## What you will do
Print the entries below word for word; the pictures stay out of your copy.

[begin Records supplied]

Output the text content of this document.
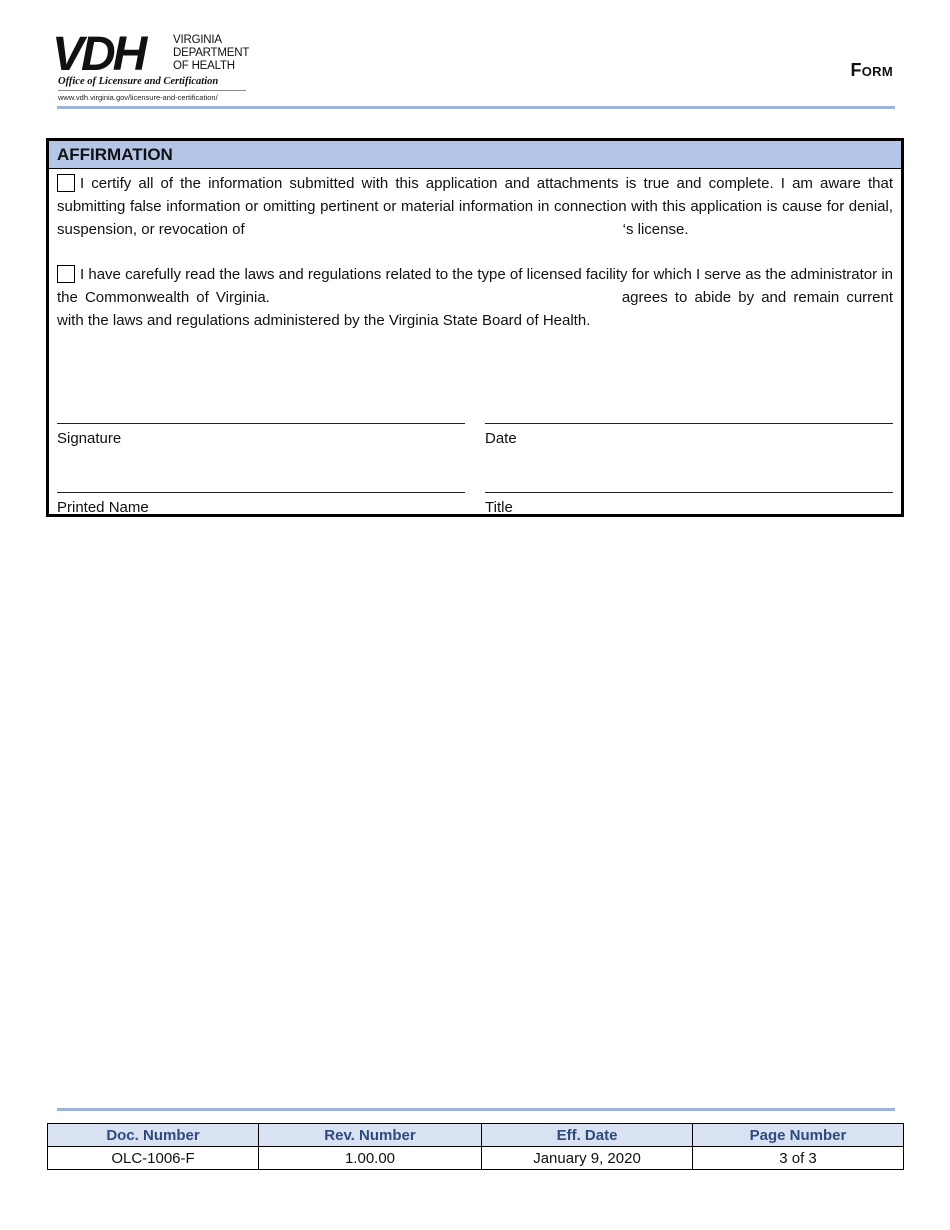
VDH VIRGINIA
DEPARTMENT
OF HEALTH
Office of Licensure and Certification
www.vdh.virginia.gov/licensure-and-certification/
Form
AFFIRMATION

I certify all of the information submitted with this application and attachments is true and complete. I am aware that submitting false information or omitting pertinent or material information in connection with this application is cause for denial, suspension, or revocation of	‘s license.

I have carefully read the laws and regulations related to the type of licensed facility for which I serve as the administrator in the Commonwealth of Virginia.	agrees to abide by and remain current with the laws and regulations administered by the Virginia State Board of Health.

Signature	Date
Printed Name	Title
Doc. Number	Rev. Number	Eff. Date	Page Number
OLC-1006-F	1.00.00	January 9, 2020	3 of 3
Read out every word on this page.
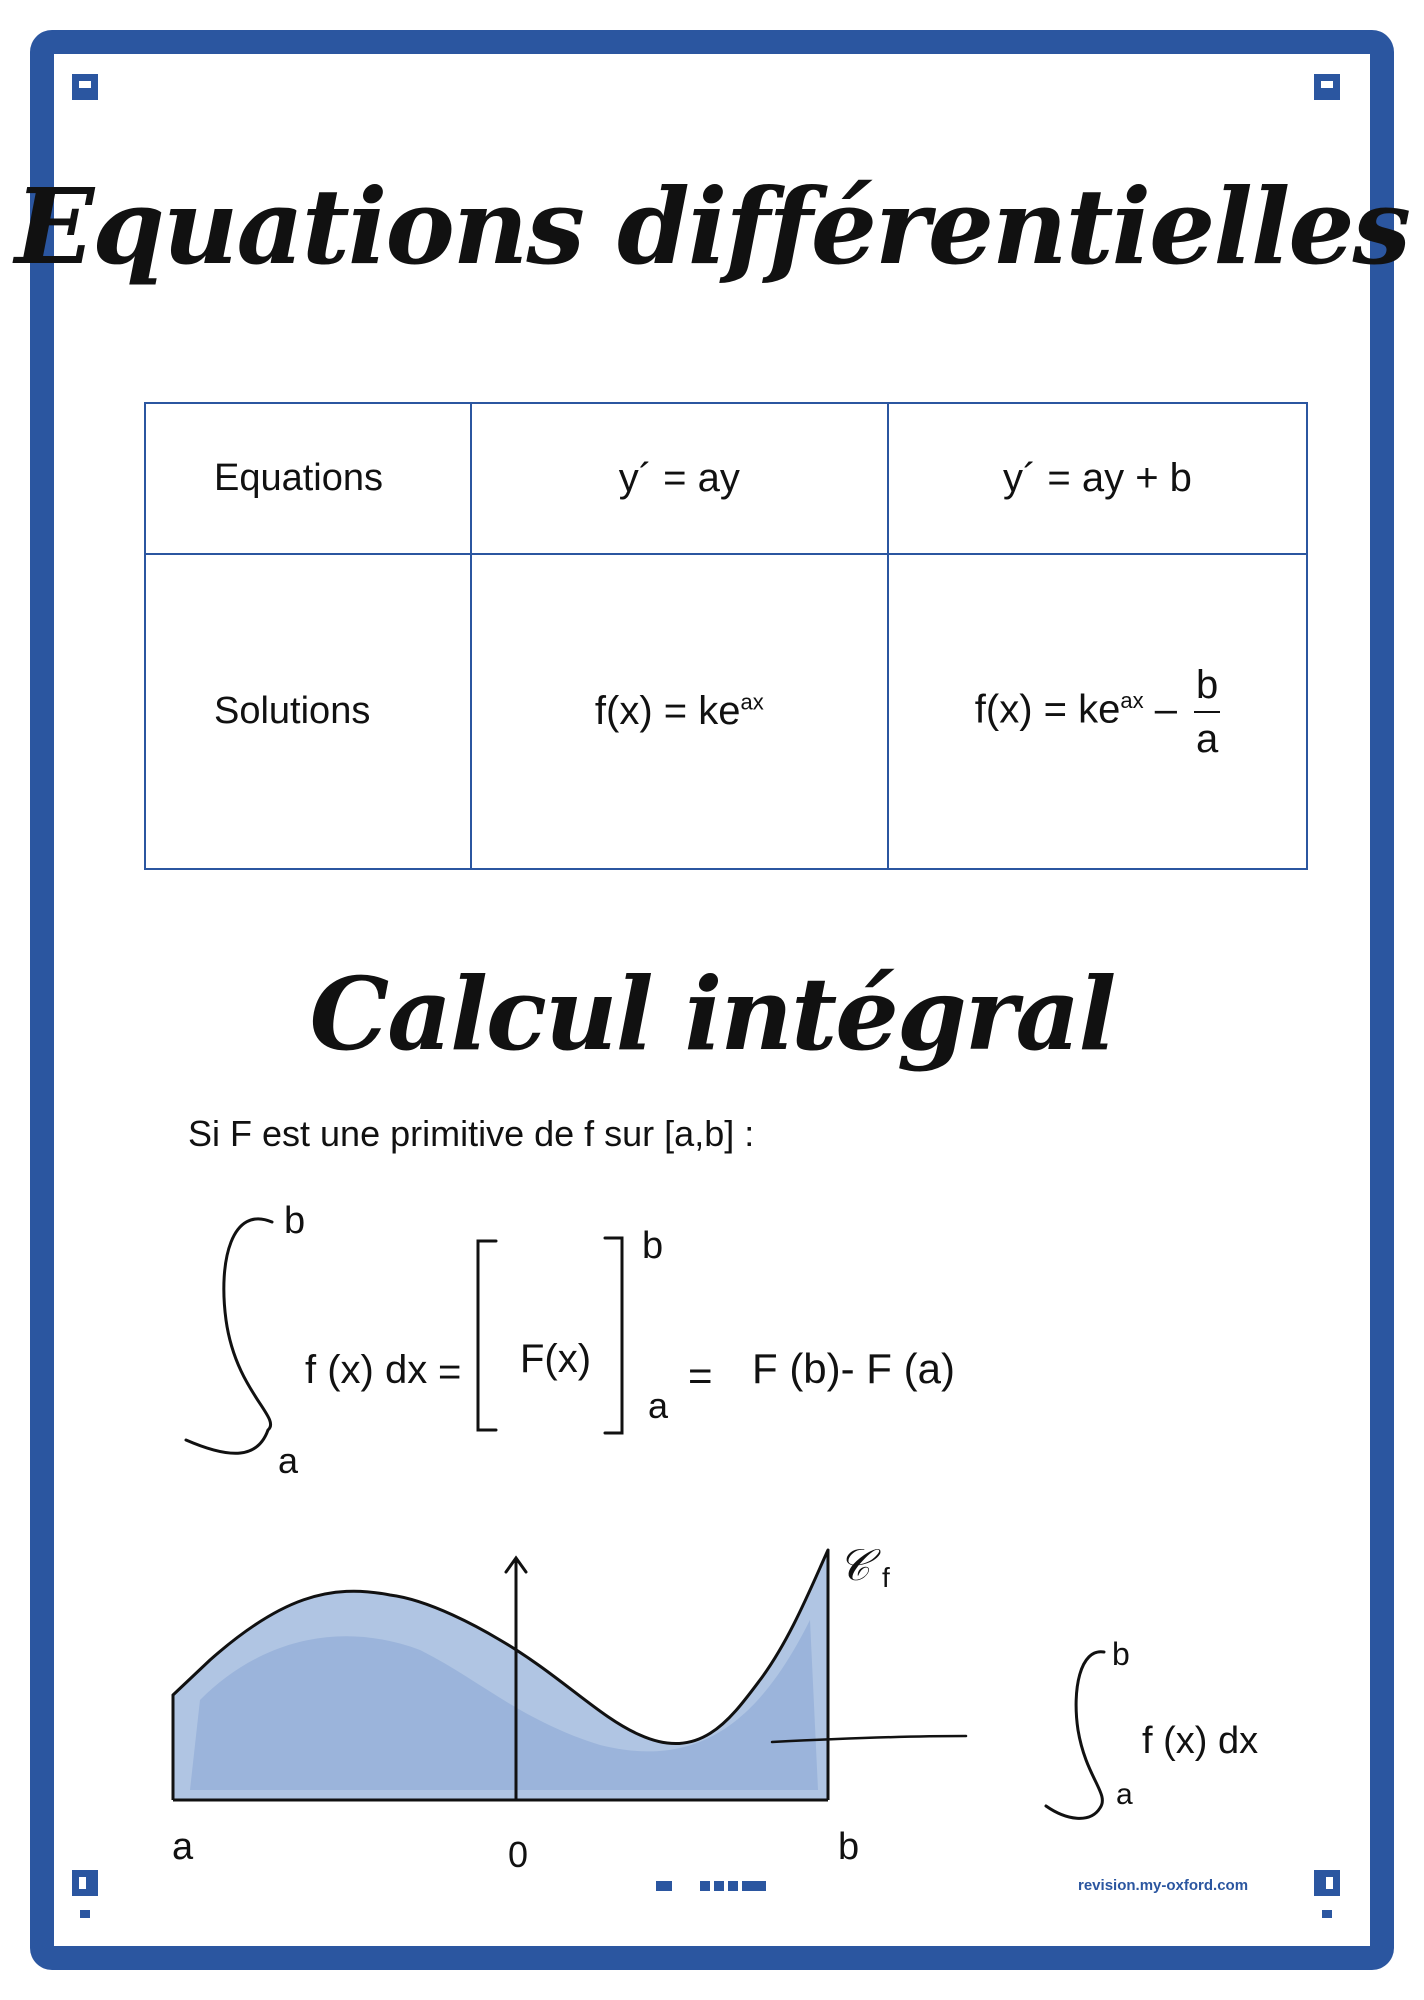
Equations différentielles
Equations	y´ = ay	y´ = ay + b
Solutions	$f(x) = ke^{ax}$	$f(x) = ke^{ax} - \frac{b}{a}$
Calcul intégral
Si F est une primitive de f sur [a,b] :
b
a
f (x) dx = F(x)
b
a
= F (b)- F (a)
𝒞 f
a	0	b
b
a
f (x) dx
revision.my-oxford.com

[end Records supplied]

## Task answer
Output the text content of this document.
VDH VIRGINIA
DEPARTMENT
OF HEALTH
Office of Licensure and Certification
www.vdh.virginia.gov/licensure-and-certification/
Form
AFFIRMATION

I certify all of the information submitted with this application and attachments is true and complete. I am aware that submitting false information or omitting pertinent or material information in connection with this application is cause for denial, suspension, or revocation of	‘s license.

I have carefully read the laws and regulations related to the type of licensed facility for which I serve as the administrator in the Commonwealth of Virginia.	agrees to abide by and remain current with the laws and regulations administered by the Virginia State Board of Health.

Signature	Date
Printed Name	Title
Doc. Number	Rev. Number	Eff. Date	Page Number
OLC-1006-F	1.00.00	January 9, 2020	3 of 3
Read out every word on this page.
Equations différentielles
Equations	y´ = ay	y´ = ay + b
Solutions	$f(x) = ke^{ax}$	$f(x) = ke^{ax} - \frac{b}{a}$
Calcul intégral
Si F est une primitive de f sur [a,b] :
b
a
f (x) dx = F(x)
b
a
= F (b)- F (a)
𝒞 f
a	0	b
b
a
f (x) dx
revision.my-oxford.com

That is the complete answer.